◆ INSTRUCTION ◆
The data must be written out once more, precisely as given.

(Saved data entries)
▶
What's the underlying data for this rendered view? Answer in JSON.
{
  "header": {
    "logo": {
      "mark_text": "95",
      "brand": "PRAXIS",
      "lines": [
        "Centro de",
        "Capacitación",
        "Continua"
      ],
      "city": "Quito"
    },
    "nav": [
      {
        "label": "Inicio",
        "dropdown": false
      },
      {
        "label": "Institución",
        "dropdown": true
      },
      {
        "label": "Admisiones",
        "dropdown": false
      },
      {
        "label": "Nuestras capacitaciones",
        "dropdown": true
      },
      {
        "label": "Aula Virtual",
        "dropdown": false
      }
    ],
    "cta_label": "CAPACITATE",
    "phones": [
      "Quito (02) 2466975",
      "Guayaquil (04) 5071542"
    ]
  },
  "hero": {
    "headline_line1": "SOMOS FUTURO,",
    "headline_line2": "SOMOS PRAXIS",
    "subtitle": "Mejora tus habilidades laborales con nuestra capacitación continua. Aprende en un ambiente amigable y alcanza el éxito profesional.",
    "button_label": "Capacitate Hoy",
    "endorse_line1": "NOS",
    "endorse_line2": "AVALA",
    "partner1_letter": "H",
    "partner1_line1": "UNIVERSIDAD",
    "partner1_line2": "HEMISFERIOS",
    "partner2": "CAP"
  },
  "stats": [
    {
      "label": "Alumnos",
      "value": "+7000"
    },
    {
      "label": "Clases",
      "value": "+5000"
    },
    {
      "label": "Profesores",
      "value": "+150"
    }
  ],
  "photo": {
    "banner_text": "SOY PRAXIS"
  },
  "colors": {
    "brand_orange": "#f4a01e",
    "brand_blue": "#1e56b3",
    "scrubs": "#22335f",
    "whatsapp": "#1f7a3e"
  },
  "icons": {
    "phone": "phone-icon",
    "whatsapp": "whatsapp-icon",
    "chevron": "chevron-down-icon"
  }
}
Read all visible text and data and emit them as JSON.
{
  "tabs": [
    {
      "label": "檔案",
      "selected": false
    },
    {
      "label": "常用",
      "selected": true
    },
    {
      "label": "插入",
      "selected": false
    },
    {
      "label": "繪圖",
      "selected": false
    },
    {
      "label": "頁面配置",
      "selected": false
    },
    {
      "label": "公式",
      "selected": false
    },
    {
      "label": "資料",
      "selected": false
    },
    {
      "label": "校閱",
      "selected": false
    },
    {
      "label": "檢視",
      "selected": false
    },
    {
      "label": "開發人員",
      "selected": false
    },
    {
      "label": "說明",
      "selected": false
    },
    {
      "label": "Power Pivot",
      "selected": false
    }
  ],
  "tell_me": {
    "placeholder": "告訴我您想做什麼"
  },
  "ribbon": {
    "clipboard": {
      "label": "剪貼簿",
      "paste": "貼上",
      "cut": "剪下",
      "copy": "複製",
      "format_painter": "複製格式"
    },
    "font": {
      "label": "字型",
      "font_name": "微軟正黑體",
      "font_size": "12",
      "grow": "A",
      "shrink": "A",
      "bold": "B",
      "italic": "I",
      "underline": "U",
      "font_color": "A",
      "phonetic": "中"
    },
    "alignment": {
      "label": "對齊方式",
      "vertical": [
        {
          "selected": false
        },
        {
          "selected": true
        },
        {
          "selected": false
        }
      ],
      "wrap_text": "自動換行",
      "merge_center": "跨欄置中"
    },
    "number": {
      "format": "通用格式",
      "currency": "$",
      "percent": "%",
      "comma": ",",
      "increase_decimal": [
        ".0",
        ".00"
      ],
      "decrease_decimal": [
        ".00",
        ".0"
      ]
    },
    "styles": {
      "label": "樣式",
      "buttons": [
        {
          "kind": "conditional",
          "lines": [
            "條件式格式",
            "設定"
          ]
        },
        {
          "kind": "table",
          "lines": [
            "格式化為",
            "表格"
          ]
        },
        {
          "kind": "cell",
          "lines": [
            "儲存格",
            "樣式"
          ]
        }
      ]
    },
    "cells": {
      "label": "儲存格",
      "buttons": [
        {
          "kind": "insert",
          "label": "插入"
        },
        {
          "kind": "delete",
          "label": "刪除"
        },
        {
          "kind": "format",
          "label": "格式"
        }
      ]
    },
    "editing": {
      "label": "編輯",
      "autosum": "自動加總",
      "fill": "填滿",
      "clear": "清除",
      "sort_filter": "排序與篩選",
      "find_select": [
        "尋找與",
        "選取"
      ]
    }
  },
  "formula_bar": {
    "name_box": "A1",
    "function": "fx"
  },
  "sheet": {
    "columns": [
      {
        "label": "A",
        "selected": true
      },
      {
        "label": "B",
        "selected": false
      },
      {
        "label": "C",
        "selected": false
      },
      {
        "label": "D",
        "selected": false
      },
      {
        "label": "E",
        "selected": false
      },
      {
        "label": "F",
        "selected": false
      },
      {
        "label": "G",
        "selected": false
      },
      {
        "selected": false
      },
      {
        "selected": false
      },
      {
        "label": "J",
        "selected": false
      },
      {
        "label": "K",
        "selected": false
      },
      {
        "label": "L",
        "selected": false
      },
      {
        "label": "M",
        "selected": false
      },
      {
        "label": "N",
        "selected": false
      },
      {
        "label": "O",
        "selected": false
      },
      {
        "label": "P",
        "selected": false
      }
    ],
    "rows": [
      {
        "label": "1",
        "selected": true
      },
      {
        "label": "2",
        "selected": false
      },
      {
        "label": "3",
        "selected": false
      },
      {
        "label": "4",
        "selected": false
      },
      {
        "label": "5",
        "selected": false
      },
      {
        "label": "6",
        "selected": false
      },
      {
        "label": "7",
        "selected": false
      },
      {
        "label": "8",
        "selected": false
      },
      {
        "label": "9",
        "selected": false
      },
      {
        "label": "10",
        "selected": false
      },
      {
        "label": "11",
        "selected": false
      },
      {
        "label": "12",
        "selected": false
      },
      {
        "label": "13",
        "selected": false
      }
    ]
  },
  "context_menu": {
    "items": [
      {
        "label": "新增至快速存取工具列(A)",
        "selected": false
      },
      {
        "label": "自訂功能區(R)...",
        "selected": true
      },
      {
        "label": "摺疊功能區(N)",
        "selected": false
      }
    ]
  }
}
◀
◆ RESULT OF THIS TASK ◆
What's the underlying data for this rendered view? Answer in JSON.
{
  "header": {
    "logo": {
      "mark_text": "95",
      "brand": "PRAXIS",
      "lines": [
        "Centro de",
        "Capacitación",
        "Continua"
      ],
      "city": "Quito"
    },
    "nav": [
      {
        "label": "Inicio",
        "dropdown": false
      },
      {
        "label": "Institución",
        "dropdown": true
      },
      {
        "label": "Admisiones",
        "dropdown": false
      },
      {
        "label": "Nuestras capacitaciones",
        "dropdown": true
      },
      {
        "label": "Aula Virtual",
        "dropdown": false
      }
    ],
    "cta_label": "CAPACITATE",
    "phones": [
      "Quito (02) 2466975",
      "Guayaquil (04) 5071542"
    ]
  },
  "hero": {
    "headline_line1": "SOMOS FUTURO,",
    "headline_line2": "SOMOS PRAXIS",
    "subtitle": "Mejora tus habilidades laborales con nuestra capacitación continua. Aprende en un ambiente amigable y alcanza el éxito profesional.",
    "button_label": "Capacitate Hoy",
    "endorse_line1": "NOS",
    "endorse_line2": "AVALA",
    "partner1_letter": "H",
    "partner1_line1": "UNIVERSIDAD",
    "partner1_line2": "HEMISFERIOS",
    "partner2": "CAP"
  },
  "stats": [
    {
      "label": "Alumnos",
      "value": "+7000"
    },
    {
      "label": "Clases",
      "value": "+5000"
    },
    {
      "label": "Profesores",
      "value": "+150"
    }
  ],
  "photo": {
    "banner_text": "SOY PRAXIS"
  },
  "colors": {
    "brand_orange": "#f4a01e",
    "brand_blue": "#1e56b3",
    "scrubs": "#22335f",
    "whatsapp": "#1f7a3e"
  },
  "icons": {
    "phone": "phone-icon",
    "whatsapp": "whatsapp-icon",
    "chevron": "chevron-down-icon"
  }
}
Read all visible text and data and emit them as JSON.
{
  "tabs": [
    {
      "label": "檔案",
      "selected": false
    },
    {
      "label": "常用",
      "selected": true
    },
    {
      "label": "插入",
      "selected": false
    },
    {
      "label": "繪圖",
      "selected": false
    },
    {
      "label": "頁面配置",
      "selected": false
    },
    {
      "label": "公式",
      "selected": false
    },
    {
      "label": "資料",
      "selected": false
    },
    {
      "label": "校閱",
      "selected": false
    },
    {
      "label": "檢視",
      "selected": false
    },
    {
      "label": "開發人員",
      "selected": false
    },
    {
      "label": "說明",
      "selected": false
    },
    {
      "label": "Power Pivot",
      "selected": false
    }
  ],
  "tell_me": {
    "placeholder": "告訴我您想做什麼"
  },
  "ribbon": {
    "clipboard": {
      "label": "剪貼簿",
      "paste": "貼上",
      "cut": "剪下",
      "copy": "複製",
      "format_painter": "複製格式"
    },
    "font": {
      "label": "字型",
      "font_name": "微軟正黑體",
      "font_size": "12",
      "grow": "A",
      "shrink": "A",
      "bold": "B",
      "italic": "I",
      "underline": "U",
      "font_color": "A",
      "phonetic": "中"
    },
    "alignment": {
      "label": "對齊方式",
      "vertical": [
        {
          "selected": false
        },
        {
          "selected": true
        },
        {
          "selected": false
        }
      ],
      "wrap_text": "自動換行",
      "merge_center": "跨欄置中"
    },
    "number": {
      "format": "通用格式",
      "currency": "$",
      "percent": "%",
      "comma": ",",
      "increase_decimal": [
        ".0",
        ".00"
      ],
      "decrease_decimal": [
        ".00",
        ".0"
      ]
    },
    "styles": {
      "label": "樣式",
      "buttons": [
        {
          "kind": "conditional",
          "lines": [
            "條件式格式",
            "設定"
          ]
        },
        {
          "kind": "table",
          "lines": [
            "格式化為",
            "表格"
          ]
        },
        {
          "kind": "cell",
          "lines": [
            "儲存格",
            "樣式"
          ]
        }
      ]
    },
    "cells": {
      "label": "儲存格",
      "buttons": [
        {
          "kind": "insert",
          "label": "插入"
        },
        {
          "kind": "delete",
          "label": "刪除"
        },
        {
          "kind": "format",
          "label": "格式"
        }
      ]
    },
    "editing": {
      "label": "編輯",
      "autosum": "自動加總",
      "fill": "填滿",
      "clear": "清除",
      "sort_filter": "排序與篩選",
      "find_select": [
        "尋找與",
        "選取"
      ]
    }
  },
  "formula_bar": {
    "name_box": "A1",
    "function": "fx"
  },
  "sheet": {
    "columns": [
      {
        "label": "A",
        "selected": true
      },
      {
        "label": "B",
        "selected": false
      },
      {
        "label": "C",
        "selected": false
      },
      {
        "label": "D",
        "selected": false
      },
      {
        "label": "E",
        "selected": false
      },
      {
        "label": "F",
        "selected": false
      },
      {
        "label": "G",
        "selected": false
      },
      {
        "selected": false
      },
      {
        "selected": false
      },
      {
        "label": "J",
        "selected": false
      },
      {
        "label": "K",
        "selected": false
      },
      {
        "label": "L",
        "selected": false
      },
      {
        "label": "M",
        "selected": false
      },
      {
        "label": "N",
        "selected": false
      },
      {
        "label": "O",
        "selected": false
      },
      {
        "label": "P",
        "selected": false
      }
    ],
    "rows": [
      {
        "label": "1",
        "selected": true
      },
      {
        "label": "2",
        "selected": false
      },
      {
        "label": "3",
        "selected": false
      },
      {
        "label": "4",
        "selected": false
      },
      {
        "label": "5",
        "selected": false
      },
      {
        "label": "6",
        "selected": false
      },
      {
        "label": "7",
        "selected": false
      },
      {
        "label": "8",
        "selected": false
      },
      {
        "label": "9",
        "selected": false
      },
      {
        "label": "10",
        "selected": false
      },
      {
        "label": "11",
        "selected": false
      },
      {
        "label": "12",
        "selected": false
      },
      {
        "label": "13",
        "selected": false
      }
    ]
  },
  "context_menu": {
    "items": [
      {
        "label": "新增至快速存取工具列(A)",
        "selected": false
      },
      {
        "label": "自訂功能區(R)...",
        "selected": true
      },
      {
        "label": "摺疊功能區(N)",
        "selected": false
      }
    ]
  }
}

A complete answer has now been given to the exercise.